┌─ INPUT MATERIAL

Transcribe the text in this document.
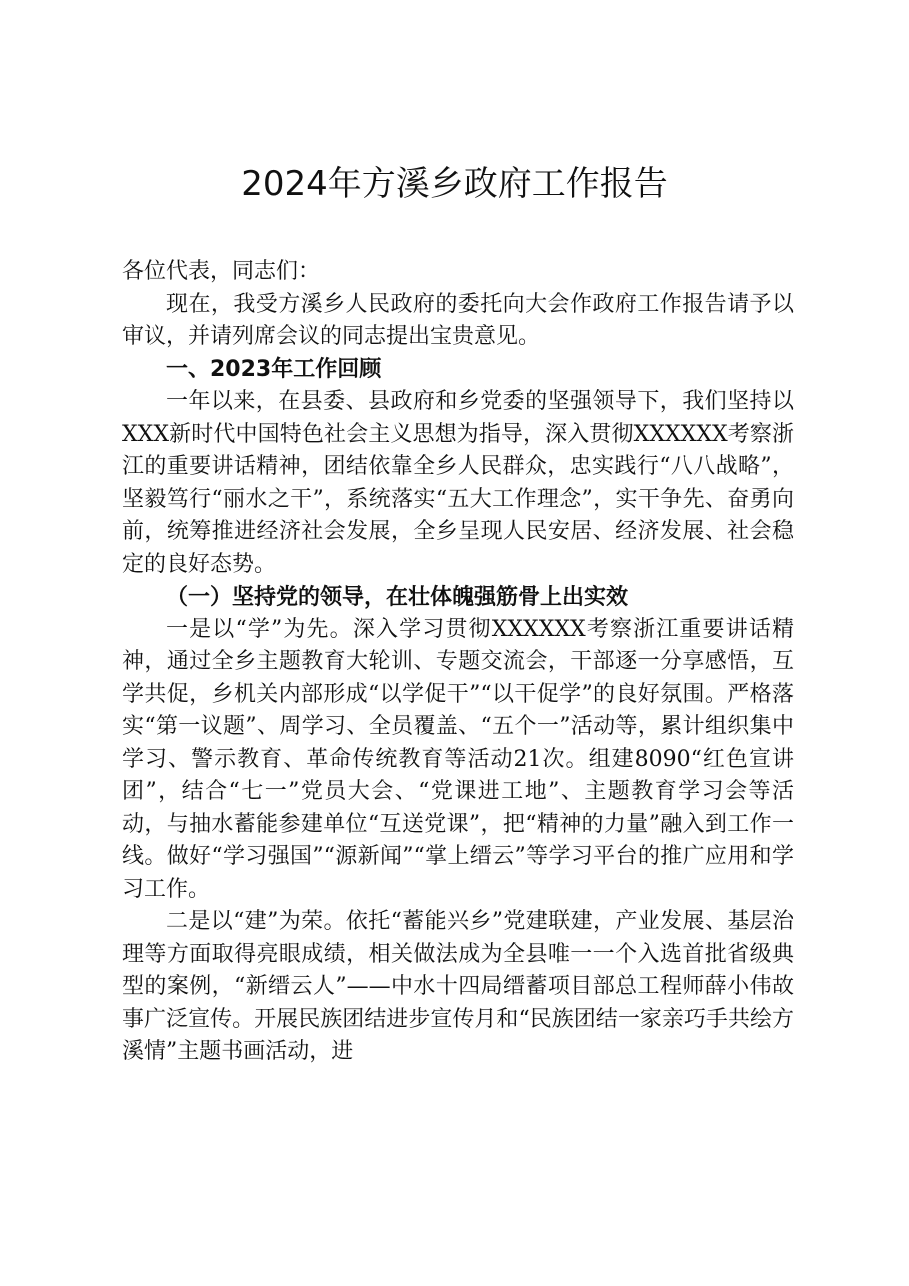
2024年方溪乡政府工作报告

各位代表，同志们：

现在，我受方溪乡人民政府的委托向大会作政府工作报告请予以审议，并请列席会议的同志提出宝贵意见。

一、2023年工作回顾

一年以来，在县委、县政府和乡党委的坚强领导下，我们坚持以XXX新时代中国特色社会主义思想为指导，深入贯彻XXXXXX考察浙江的重要讲话精神，团结依靠全乡人民群众，忠实践行“八八战略”，坚毅笃行“丽水之干”，系统落实“五大工作理念”，实干争先、奋勇向前，统筹推进经济社会发展，全乡呈现人民安居、经济发展、社会稳定的良好态势。

（一）坚持党的领导，在壮体魄强筋骨上出实效

一是以“学”为先。深入学习贯彻XXXXXX考察浙江重要讲话精神，通过全乡主题教育大轮训、专题交流会，干部逐一分享感悟，互学共促，乡机关内部形成“以学促干”“以干促学”的良好氛围。严格落实“第一议题”、周学习、全员覆盖、“五个一”活动等，累计组织集中学习、警示教育、革命传统教育等活动21次。组建8090“红色宣讲团”，结合“七一”党员大会、“党课进工地”、主题教育学习会等活动，与抽水蓄能参建单位“互送党课”，把“精神的力量”融入到工作一线。做好“学习强国”“源新闻”“掌上缙云”等学习平台的推广应用和学习工作。

二是以“建”为荣。依托“蓄能兴乡”党建联建，产业发展、基层治理等方面取得亮眼成绩，相关做法成为全县唯一一个入选首批省级典型的案例，“新缙云人”——中水十四局缙蓄项目部总工程师薛小伟故事广泛宣传。开展民族团结进步宣传月和“民族团结一家亲巧手共绘方溪情”主题书画活动，进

└─

Leaving the pictures aside, transcribe the entire listing exactly.

### TASK RESPONSE
Transcribe the text in this document.
2024年方溪乡政府工作报告

各位代表，同志们：

现在，我受方溪乡人民政府的委托向大会作政府工作报告请予以审议，并请列席会议的同志提出宝贵意见。

一、2023年工作回顾

一年以来，在县委、县政府和乡党委的坚强领导下，我们坚持以XXX新时代中国特色社会主义思想为指导，深入贯彻XXXXXX考察浙江的重要讲话精神，团结依靠全乡人民群众，忠实践行“八八战略”，坚毅笃行“丽水之干”，系统落实“五大工作理念”，实干争先、奋勇向前，统筹推进经济社会发展，全乡呈现人民安居、经济发展、社会稳定的良好态势。

（一）坚持党的领导，在壮体魄强筋骨上出实效

一是以“学”为先。深入学习贯彻XXXXXX考察浙江重要讲话精神，通过全乡主题教育大轮训、专题交流会，干部逐一分享感悟，互学共促，乡机关内部形成“以学促干”“以干促学”的良好氛围。严格落实“第一议题”、周学习、全员覆盖、“五个一”活动等，累计组织集中学习、警示教育、革命传统教育等活动21次。组建8090“红色宣讲团”，结合“七一”党员大会、“党课进工地”、主题教育学习会等活动，与抽水蓄能参建单位“互送党课”，把“精神的力量”融入到工作一线。做好“学习强国”“源新闻”“掌上缙云”等学习平台的推广应用和学习工作。

二是以“建”为荣。依托“蓄能兴乡”党建联建，产业发展、基层治理等方面取得亮眼成绩，相关做法成为全县唯一一个入选首批省级典型的案例，“新缙云人”——中水十四局缙蓄项目部总工程师薛小伟故事广泛宣传。开展民族团结进步宣传月和“民族团结一家亲巧手共绘方溪情”主题书画活动，进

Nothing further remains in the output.